Set exercise: Count every line of these entries that holds the word "SETUP", and reply with the number only.

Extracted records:

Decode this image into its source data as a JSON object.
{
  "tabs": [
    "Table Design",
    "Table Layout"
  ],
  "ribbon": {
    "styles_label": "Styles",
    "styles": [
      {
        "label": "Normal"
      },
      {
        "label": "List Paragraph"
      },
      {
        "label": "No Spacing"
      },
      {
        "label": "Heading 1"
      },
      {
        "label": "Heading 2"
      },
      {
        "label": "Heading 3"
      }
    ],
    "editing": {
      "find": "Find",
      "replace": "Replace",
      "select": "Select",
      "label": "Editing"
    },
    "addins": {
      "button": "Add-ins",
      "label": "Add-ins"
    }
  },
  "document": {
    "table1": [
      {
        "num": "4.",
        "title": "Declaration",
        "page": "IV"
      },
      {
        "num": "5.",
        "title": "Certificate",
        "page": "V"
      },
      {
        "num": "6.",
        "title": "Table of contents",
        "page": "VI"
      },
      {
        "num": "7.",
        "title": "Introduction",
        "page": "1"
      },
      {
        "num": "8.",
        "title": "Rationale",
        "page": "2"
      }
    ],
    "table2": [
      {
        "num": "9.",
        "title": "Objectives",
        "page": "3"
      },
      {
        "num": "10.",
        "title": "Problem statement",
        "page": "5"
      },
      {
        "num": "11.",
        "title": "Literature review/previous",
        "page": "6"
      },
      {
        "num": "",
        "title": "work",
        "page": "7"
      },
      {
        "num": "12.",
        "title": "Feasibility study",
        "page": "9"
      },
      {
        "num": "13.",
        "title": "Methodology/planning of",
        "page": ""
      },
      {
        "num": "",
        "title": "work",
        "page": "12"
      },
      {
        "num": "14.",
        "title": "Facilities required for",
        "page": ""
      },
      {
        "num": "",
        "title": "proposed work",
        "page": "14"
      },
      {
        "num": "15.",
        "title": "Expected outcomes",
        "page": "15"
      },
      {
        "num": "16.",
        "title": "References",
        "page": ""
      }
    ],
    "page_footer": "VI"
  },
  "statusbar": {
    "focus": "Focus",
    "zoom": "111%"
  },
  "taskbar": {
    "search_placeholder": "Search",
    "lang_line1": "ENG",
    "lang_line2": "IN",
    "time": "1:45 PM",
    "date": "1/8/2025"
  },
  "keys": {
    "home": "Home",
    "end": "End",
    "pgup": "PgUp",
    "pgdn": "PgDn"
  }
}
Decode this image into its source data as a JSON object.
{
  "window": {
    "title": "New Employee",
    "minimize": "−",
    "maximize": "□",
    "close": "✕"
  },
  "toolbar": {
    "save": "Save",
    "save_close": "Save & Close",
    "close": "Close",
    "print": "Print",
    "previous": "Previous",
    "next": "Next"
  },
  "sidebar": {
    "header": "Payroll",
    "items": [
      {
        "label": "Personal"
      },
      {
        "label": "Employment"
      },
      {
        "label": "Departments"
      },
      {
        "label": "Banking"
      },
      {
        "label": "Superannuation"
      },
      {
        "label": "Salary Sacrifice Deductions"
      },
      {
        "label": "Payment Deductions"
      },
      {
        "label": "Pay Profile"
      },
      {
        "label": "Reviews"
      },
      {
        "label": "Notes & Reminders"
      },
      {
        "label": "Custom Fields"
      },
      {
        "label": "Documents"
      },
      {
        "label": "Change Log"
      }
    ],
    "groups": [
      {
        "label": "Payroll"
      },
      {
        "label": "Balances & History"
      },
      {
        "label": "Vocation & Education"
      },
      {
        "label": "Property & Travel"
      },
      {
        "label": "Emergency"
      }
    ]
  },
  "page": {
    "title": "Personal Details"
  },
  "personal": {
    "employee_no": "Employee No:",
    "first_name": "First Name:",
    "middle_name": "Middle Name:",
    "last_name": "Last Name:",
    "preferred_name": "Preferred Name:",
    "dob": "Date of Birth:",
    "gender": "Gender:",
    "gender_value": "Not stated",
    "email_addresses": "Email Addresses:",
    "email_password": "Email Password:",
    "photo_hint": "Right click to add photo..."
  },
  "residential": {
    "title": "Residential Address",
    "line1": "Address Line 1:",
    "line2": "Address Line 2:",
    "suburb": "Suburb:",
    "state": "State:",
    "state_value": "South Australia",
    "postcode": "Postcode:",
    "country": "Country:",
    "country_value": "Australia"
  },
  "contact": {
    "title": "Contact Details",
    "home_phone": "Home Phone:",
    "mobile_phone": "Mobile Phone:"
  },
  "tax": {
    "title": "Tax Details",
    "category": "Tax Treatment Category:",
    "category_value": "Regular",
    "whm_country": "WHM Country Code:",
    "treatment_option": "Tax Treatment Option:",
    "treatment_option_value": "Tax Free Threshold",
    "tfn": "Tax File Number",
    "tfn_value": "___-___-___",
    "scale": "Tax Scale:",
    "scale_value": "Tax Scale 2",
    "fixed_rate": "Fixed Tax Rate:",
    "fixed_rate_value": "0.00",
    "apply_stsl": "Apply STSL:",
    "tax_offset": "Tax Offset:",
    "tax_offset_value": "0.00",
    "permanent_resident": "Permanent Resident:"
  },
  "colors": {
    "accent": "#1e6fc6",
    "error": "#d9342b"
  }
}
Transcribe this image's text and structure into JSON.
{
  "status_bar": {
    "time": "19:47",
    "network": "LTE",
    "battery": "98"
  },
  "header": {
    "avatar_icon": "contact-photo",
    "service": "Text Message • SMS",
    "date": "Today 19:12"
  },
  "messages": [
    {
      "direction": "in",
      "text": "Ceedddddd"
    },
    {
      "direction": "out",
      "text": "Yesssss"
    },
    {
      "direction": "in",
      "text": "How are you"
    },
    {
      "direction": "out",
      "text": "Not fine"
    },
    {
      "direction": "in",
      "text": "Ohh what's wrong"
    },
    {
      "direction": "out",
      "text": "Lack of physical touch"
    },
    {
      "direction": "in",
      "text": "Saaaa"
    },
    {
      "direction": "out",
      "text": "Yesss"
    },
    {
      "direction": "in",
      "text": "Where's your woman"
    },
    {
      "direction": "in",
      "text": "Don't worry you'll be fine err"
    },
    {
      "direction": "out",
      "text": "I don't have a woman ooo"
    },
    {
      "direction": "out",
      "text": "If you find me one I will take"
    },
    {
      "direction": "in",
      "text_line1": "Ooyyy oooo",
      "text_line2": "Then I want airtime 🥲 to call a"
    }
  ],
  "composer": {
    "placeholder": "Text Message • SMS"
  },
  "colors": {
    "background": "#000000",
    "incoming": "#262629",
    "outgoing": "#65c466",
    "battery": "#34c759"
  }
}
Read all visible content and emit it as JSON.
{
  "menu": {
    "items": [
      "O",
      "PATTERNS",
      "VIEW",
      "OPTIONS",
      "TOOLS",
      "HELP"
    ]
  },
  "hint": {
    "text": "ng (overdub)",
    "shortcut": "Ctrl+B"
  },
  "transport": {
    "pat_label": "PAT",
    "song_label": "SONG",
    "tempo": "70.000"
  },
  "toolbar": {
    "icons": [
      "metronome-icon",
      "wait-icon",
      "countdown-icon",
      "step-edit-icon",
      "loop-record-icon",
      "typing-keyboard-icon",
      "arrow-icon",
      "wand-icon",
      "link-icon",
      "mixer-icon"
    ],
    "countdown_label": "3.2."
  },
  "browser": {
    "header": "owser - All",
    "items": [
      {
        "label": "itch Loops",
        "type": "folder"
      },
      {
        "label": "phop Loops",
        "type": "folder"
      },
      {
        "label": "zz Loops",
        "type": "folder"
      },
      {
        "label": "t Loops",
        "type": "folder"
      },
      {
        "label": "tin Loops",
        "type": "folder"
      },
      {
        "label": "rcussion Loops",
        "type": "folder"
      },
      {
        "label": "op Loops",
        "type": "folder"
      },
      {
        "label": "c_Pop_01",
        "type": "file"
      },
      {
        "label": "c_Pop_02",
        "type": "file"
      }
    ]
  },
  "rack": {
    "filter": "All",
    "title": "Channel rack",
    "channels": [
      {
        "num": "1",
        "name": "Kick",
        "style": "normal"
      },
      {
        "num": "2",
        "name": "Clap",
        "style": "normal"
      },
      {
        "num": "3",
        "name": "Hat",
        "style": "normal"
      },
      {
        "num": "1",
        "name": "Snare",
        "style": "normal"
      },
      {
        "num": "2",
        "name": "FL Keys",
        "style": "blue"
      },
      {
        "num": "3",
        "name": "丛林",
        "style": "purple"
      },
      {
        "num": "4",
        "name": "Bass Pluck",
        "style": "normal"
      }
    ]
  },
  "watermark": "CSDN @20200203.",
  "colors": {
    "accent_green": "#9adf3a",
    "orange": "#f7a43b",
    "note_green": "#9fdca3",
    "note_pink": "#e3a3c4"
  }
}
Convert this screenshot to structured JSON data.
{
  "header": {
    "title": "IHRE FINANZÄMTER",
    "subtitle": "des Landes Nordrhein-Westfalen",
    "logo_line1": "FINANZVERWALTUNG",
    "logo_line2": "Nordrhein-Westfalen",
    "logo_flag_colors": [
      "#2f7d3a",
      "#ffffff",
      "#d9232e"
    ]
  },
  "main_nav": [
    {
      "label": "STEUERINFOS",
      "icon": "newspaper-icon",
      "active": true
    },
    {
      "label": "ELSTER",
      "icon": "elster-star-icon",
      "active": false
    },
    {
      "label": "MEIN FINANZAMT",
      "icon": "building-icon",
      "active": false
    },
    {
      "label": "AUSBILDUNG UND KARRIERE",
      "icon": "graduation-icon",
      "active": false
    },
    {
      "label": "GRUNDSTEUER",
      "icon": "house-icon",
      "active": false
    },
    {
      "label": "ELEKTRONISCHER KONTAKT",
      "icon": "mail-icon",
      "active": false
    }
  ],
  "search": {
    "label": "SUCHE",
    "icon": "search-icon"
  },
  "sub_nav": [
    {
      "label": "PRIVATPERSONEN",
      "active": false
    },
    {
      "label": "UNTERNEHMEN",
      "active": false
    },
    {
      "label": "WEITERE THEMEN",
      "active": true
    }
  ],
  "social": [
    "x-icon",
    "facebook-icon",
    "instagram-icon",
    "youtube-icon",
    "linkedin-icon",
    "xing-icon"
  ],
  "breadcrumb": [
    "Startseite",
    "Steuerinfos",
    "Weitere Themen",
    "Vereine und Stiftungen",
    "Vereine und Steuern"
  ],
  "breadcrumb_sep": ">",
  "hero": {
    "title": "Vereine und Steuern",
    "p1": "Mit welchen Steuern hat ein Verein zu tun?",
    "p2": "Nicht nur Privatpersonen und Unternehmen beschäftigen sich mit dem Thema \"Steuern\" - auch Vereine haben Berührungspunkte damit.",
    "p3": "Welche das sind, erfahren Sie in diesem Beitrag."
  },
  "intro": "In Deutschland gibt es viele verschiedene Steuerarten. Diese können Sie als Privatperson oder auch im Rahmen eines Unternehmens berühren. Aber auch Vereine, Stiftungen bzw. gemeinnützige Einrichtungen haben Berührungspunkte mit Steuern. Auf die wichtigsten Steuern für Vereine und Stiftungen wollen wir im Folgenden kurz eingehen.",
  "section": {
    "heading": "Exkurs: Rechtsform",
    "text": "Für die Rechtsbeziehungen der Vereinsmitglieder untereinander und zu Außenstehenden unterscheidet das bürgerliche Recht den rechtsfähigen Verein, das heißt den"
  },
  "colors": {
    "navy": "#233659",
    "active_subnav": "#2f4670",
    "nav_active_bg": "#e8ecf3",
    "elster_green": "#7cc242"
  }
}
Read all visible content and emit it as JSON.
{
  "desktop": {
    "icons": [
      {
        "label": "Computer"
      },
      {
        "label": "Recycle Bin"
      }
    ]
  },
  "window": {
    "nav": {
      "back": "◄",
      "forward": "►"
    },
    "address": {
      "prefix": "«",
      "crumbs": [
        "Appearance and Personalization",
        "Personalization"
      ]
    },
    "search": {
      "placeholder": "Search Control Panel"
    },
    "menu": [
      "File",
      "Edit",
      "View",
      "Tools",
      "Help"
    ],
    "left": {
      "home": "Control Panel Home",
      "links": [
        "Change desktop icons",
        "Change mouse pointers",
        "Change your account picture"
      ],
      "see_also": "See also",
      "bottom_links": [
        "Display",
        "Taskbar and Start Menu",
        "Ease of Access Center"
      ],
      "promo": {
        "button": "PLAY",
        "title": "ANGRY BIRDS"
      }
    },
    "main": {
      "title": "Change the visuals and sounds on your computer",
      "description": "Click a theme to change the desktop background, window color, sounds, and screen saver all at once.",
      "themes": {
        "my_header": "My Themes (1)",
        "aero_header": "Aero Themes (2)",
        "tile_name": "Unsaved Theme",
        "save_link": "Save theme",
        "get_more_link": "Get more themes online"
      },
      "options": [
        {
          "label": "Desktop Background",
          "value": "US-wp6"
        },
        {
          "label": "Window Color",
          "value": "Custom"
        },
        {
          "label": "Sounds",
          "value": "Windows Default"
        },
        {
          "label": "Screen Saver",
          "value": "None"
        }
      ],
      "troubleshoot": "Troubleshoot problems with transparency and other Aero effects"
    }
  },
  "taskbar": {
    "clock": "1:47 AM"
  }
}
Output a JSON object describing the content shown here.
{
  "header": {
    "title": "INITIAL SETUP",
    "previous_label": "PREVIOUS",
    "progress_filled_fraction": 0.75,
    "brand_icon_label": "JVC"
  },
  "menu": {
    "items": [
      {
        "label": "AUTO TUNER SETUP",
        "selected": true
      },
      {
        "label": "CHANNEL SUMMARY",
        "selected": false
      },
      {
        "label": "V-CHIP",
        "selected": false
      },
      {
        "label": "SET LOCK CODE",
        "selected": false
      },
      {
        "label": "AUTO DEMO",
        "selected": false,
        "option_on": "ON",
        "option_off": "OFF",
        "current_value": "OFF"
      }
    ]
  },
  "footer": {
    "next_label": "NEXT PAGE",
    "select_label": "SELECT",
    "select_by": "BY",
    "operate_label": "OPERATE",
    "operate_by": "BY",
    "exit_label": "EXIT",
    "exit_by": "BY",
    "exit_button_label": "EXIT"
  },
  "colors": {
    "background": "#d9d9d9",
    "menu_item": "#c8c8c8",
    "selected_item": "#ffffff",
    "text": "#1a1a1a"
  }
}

Response: 2